◆ **Problem**
Extract and list every line that contains the word "JSON".

◆ **Data shown**
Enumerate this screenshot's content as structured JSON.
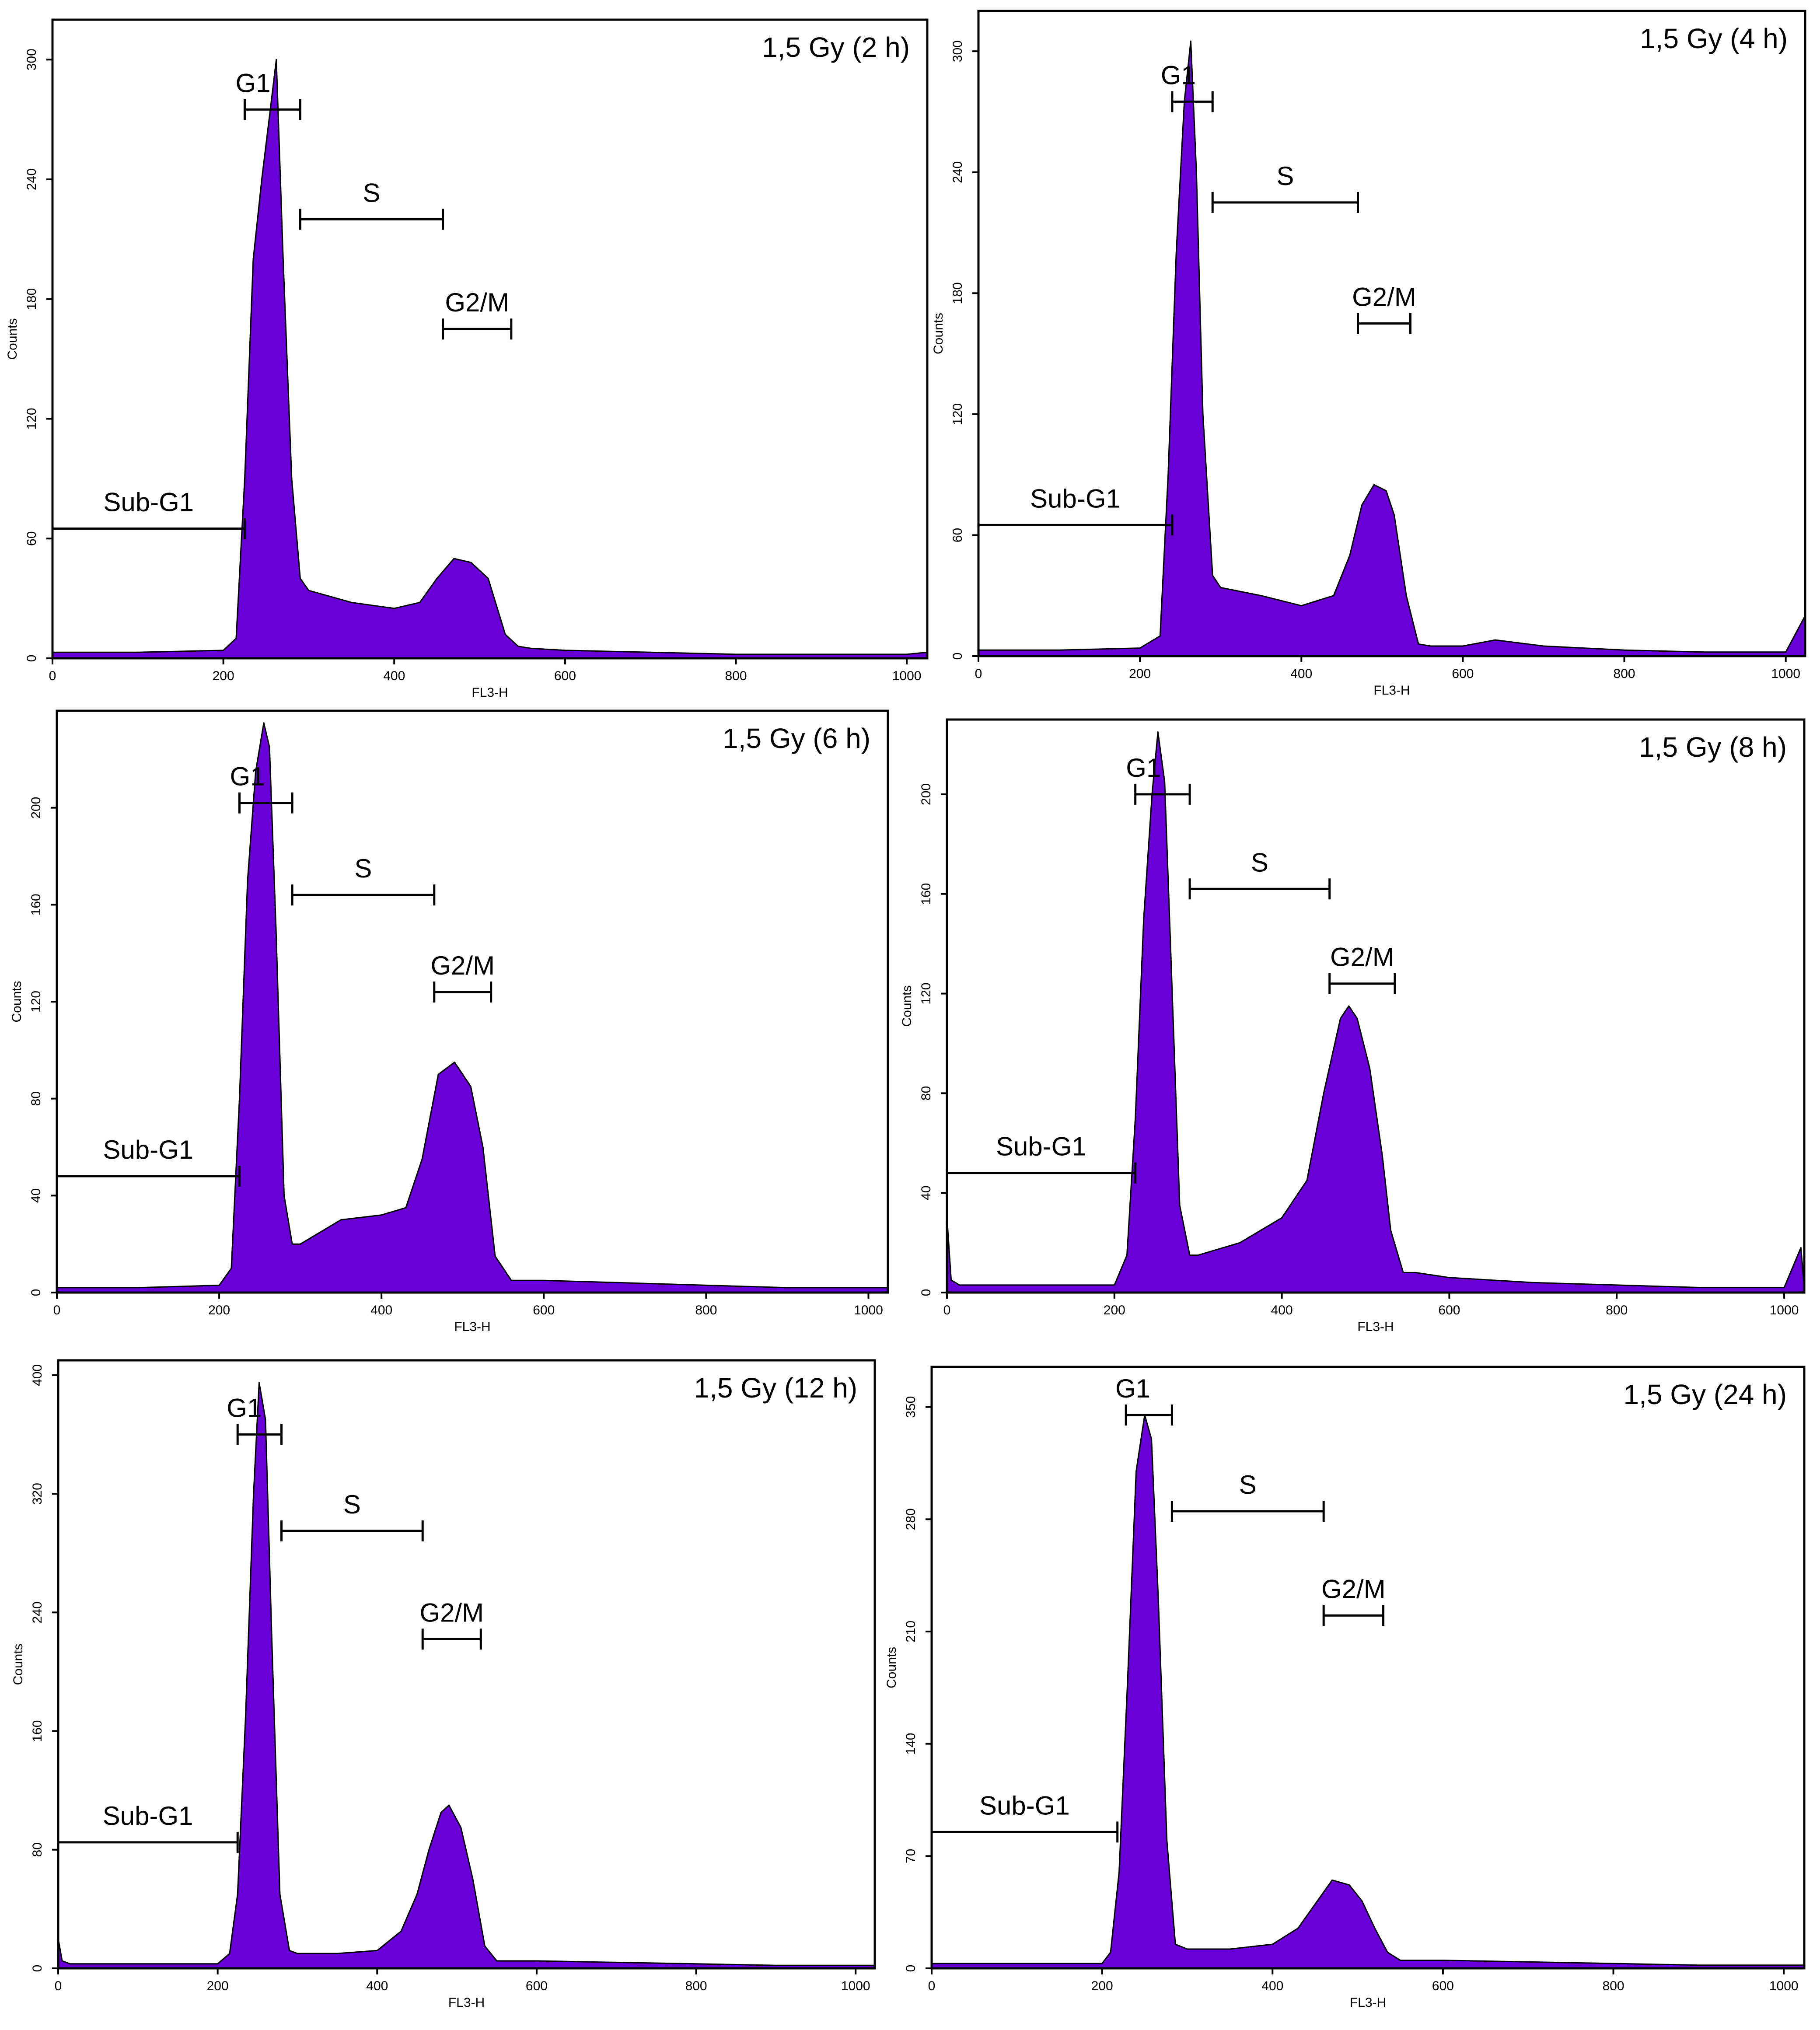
{
  "figure": {
    "x_axis_label": "FL3-H",
    "y_axis_label": "Counts"
  },
  "colors": {
    "fill": "#6a00d8",
    "outline": "#000000",
    "background": "#ffffff"
  },
  "chart_data": [
    {
      "type": "area",
      "title": "1,5 Gy (2 h)",
      "xlabel": "FL3-H",
      "ylabel": "Counts",
      "xlim": [
        0,
        1024
      ],
      "ylim": [
        0,
        320
      ],
      "xticks": [
        0,
        200,
        400,
        600,
        800,
        1000
      ],
      "yticks": [
        0,
        60,
        120,
        180,
        240,
        300
      ],
      "x": [
        0,
        100,
        200,
        215,
        225,
        235,
        245,
        255,
        262,
        270,
        280,
        290,
        300,
        350,
        400,
        430,
        450,
        470,
        490,
        510,
        530,
        545,
        560,
        600,
        700,
        800,
        900,
        1000,
        1024
      ],
      "y": [
        3,
        3,
        4,
        10,
        90,
        200,
        240,
        275,
        300,
        200,
        90,
        40,
        34,
        28,
        25,
        28,
        40,
        50,
        48,
        40,
        12,
        6,
        5,
        4,
        3,
        2,
        2,
        2,
        3
      ],
      "gates": [
        {
          "label": "Sub-G1",
          "start": 0,
          "end": 225,
          "level": 65
        },
        {
          "label": "G1",
          "start": 225,
          "end": 290,
          "level": 275
        },
        {
          "label": "S",
          "start": 290,
          "end": 457,
          "level": 220
        },
        {
          "label": "G2/M",
          "start": 457,
          "end": 537,
          "level": 165
        }
      ]
    },
    {
      "type": "area",
      "title": "1,5 Gy (4 h)",
      "xlabel": "FL3-H",
      "ylabel": "Counts",
      "xlim": [
        0,
        1024
      ],
      "ylim": [
        0,
        320
      ],
      "xticks": [
        0,
        200,
        400,
        600,
        800,
        1000
      ],
      "yticks": [
        0,
        60,
        120,
        180,
        240,
        300
      ],
      "x": [
        0,
        100,
        200,
        225,
        235,
        245,
        255,
        263,
        270,
        278,
        290,
        300,
        350,
        400,
        440,
        460,
        475,
        490,
        505,
        515,
        530,
        545,
        560,
        600,
        640,
        700,
        800,
        900,
        1000,
        1024
      ],
      "y": [
        3,
        3,
        4,
        10,
        90,
        200,
        275,
        305,
        240,
        120,
        40,
        34,
        30,
        25,
        30,
        50,
        75,
        85,
        82,
        70,
        30,
        6,
        5,
        5,
        8,
        5,
        3,
        2,
        2,
        20
      ],
      "gates": [
        {
          "label": "Sub-G1",
          "start": 0,
          "end": 240,
          "level": 65
        },
        {
          "label": "G1",
          "start": 240,
          "end": 290,
          "level": 275
        },
        {
          "label": "S",
          "start": 290,
          "end": 470,
          "level": 225
        },
        {
          "label": "G2/M",
          "start": 470,
          "end": 535,
          "level": 165
        }
      ]
    },
    {
      "type": "area",
      "title": "1,5 Gy (6 h)",
      "xlabel": "FL3-H",
      "ylabel": "Counts",
      "xlim": [
        0,
        1024
      ],
      "ylim": [
        0,
        240
      ],
      "xticks": [
        0,
        200,
        400,
        600,
        800,
        1000
      ],
      "yticks": [
        0,
        40,
        80,
        120,
        160,
        200
      ],
      "x": [
        0,
        100,
        200,
        215,
        225,
        235,
        245,
        255,
        262,
        270,
        280,
        290,
        300,
        350,
        400,
        430,
        450,
        470,
        490,
        510,
        525,
        540,
        560,
        600,
        700,
        800,
        900,
        1000,
        1024
      ],
      "y": [
        2,
        2,
        3,
        10,
        80,
        170,
        215,
        235,
        225,
        150,
        40,
        20,
        20,
        30,
        32,
        35,
        55,
        90,
        95,
        85,
        60,
        15,
        5,
        5,
        4,
        3,
        2,
        2,
        2
      ],
      "gates": [
        {
          "label": "Sub-G1",
          "start": 0,
          "end": 225,
          "level": 48
        },
        {
          "label": "G1",
          "start": 225,
          "end": 290,
          "level": 202
        },
        {
          "label": "S",
          "start": 290,
          "end": 465,
          "level": 164
        },
        {
          "label": "G2/M",
          "start": 465,
          "end": 535,
          "level": 124
        }
      ]
    },
    {
      "type": "area",
      "title": "1,5 Gy (8 h)",
      "xlabel": "FL3-H",
      "ylabel": "Counts",
      "xlim": [
        0,
        1024
      ],
      "ylim": [
        0,
        230
      ],
      "xticks": [
        0,
        200,
        400,
        600,
        800,
        1000
      ],
      "yticks": [
        0,
        40,
        80,
        120,
        160,
        200
      ],
      "x": [
        0,
        5,
        15,
        100,
        200,
        215,
        225,
        235,
        245,
        252,
        260,
        268,
        278,
        290,
        300,
        350,
        400,
        430,
        450,
        470,
        480,
        490,
        505,
        520,
        530,
        545,
        560,
        600,
        700,
        800,
        900,
        1000,
        1020,
        1024
      ],
      "y": [
        30,
        5,
        3,
        3,
        3,
        15,
        70,
        150,
        200,
        225,
        205,
        130,
        35,
        15,
        15,
        20,
        30,
        45,
        80,
        110,
        115,
        110,
        90,
        55,
        25,
        8,
        8,
        6,
        4,
        3,
        2,
        2,
        18,
        2
      ],
      "gates": [
        {
          "label": "Sub-G1",
          "start": 0,
          "end": 225,
          "level": 48
        },
        {
          "label": "G1",
          "start": 225,
          "end": 290,
          "level": 200
        },
        {
          "label": "S",
          "start": 290,
          "end": 457,
          "level": 162
        },
        {
          "label": "G2/M",
          "start": 457,
          "end": 535,
          "level": 124
        }
      ]
    },
    {
      "type": "area",
      "title": "1,5 Gy (12 h)",
      "xlabel": "FL3-H",
      "ylabel": "Counts",
      "xlim": [
        0,
        1024
      ],
      "ylim": [
        0,
        410
      ],
      "xticks": [
        0,
        200,
        400,
        600,
        800,
        1000
      ],
      "yticks": [
        0,
        80,
        160,
        240,
        320,
        400
      ],
      "x": [
        0,
        5,
        15,
        100,
        200,
        215,
        225,
        235,
        245,
        252,
        260,
        268,
        278,
        290,
        300,
        350,
        400,
        430,
        450,
        465,
        480,
        490,
        505,
        520,
        535,
        550,
        600,
        700,
        800,
        900,
        1000,
        1024
      ],
      "y": [
        20,
        5,
        3,
        3,
        3,
        10,
        50,
        170,
        320,
        395,
        370,
        220,
        50,
        12,
        10,
        10,
        12,
        25,
        50,
        80,
        105,
        110,
        95,
        60,
        15,
        5,
        5,
        4,
        3,
        2,
        2,
        2
      ],
      "gates": [
        {
          "label": "Sub-G1",
          "start": 0,
          "end": 225,
          "level": 85
        },
        {
          "label": "G1",
          "start": 225,
          "end": 280,
          "level": 360
        },
        {
          "label": "S",
          "start": 280,
          "end": 457,
          "level": 295
        },
        {
          "label": "G2/M",
          "start": 457,
          "end": 530,
          "level": 222
        }
      ]
    },
    {
      "type": "area",
      "title": "1,5 Gy (24 h)",
      "xlabel": "FL3-H",
      "ylabel": "Counts",
      "xlim": [
        0,
        1024
      ],
      "ylim": [
        0,
        375
      ],
      "xticks": [
        0,
        200,
        400,
        600,
        800,
        1000
      ],
      "yticks": [
        0,
        70,
        140,
        210,
        280,
        350
      ],
      "x": [
        0,
        100,
        200,
        210,
        220,
        230,
        240,
        250,
        258,
        266,
        276,
        286,
        300,
        350,
        400,
        430,
        450,
        470,
        490,
        505,
        520,
        535,
        550,
        600,
        700,
        800,
        900,
        1000,
        1024
      ],
      "y": [
        3,
        3,
        3,
        10,
        60,
        180,
        310,
        345,
        330,
        230,
        80,
        15,
        12,
        12,
        15,
        25,
        40,
        55,
        52,
        42,
        25,
        10,
        5,
        5,
        4,
        3,
        2,
        2,
        2
      ],
      "gates": [
        {
          "label": "Sub-G1",
          "start": 0,
          "end": 218,
          "level": 85
        },
        {
          "label": "G1",
          "start": 228,
          "end": 282,
          "level": 345
        },
        {
          "label": "S",
          "start": 282,
          "end": 460,
          "level": 285
        },
        {
          "label": "G2/M",
          "start": 460,
          "end": 530,
          "level": 220
        }
      ]
    }
  ]
}
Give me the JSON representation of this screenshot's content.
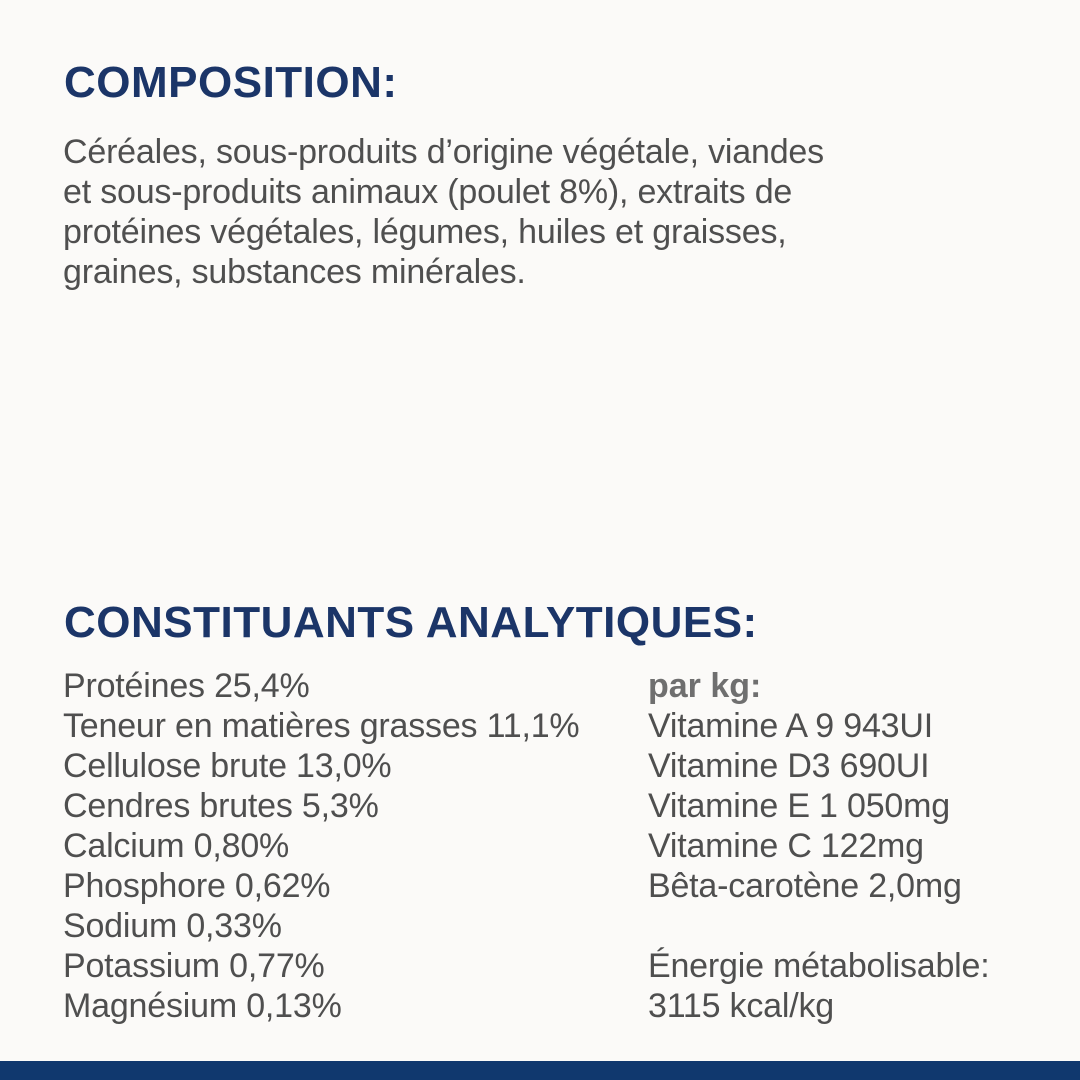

◆ **Complete response**
Enumerate this screenshot's content as structured JSON.
Give me the JSON representation of this screenshot's content.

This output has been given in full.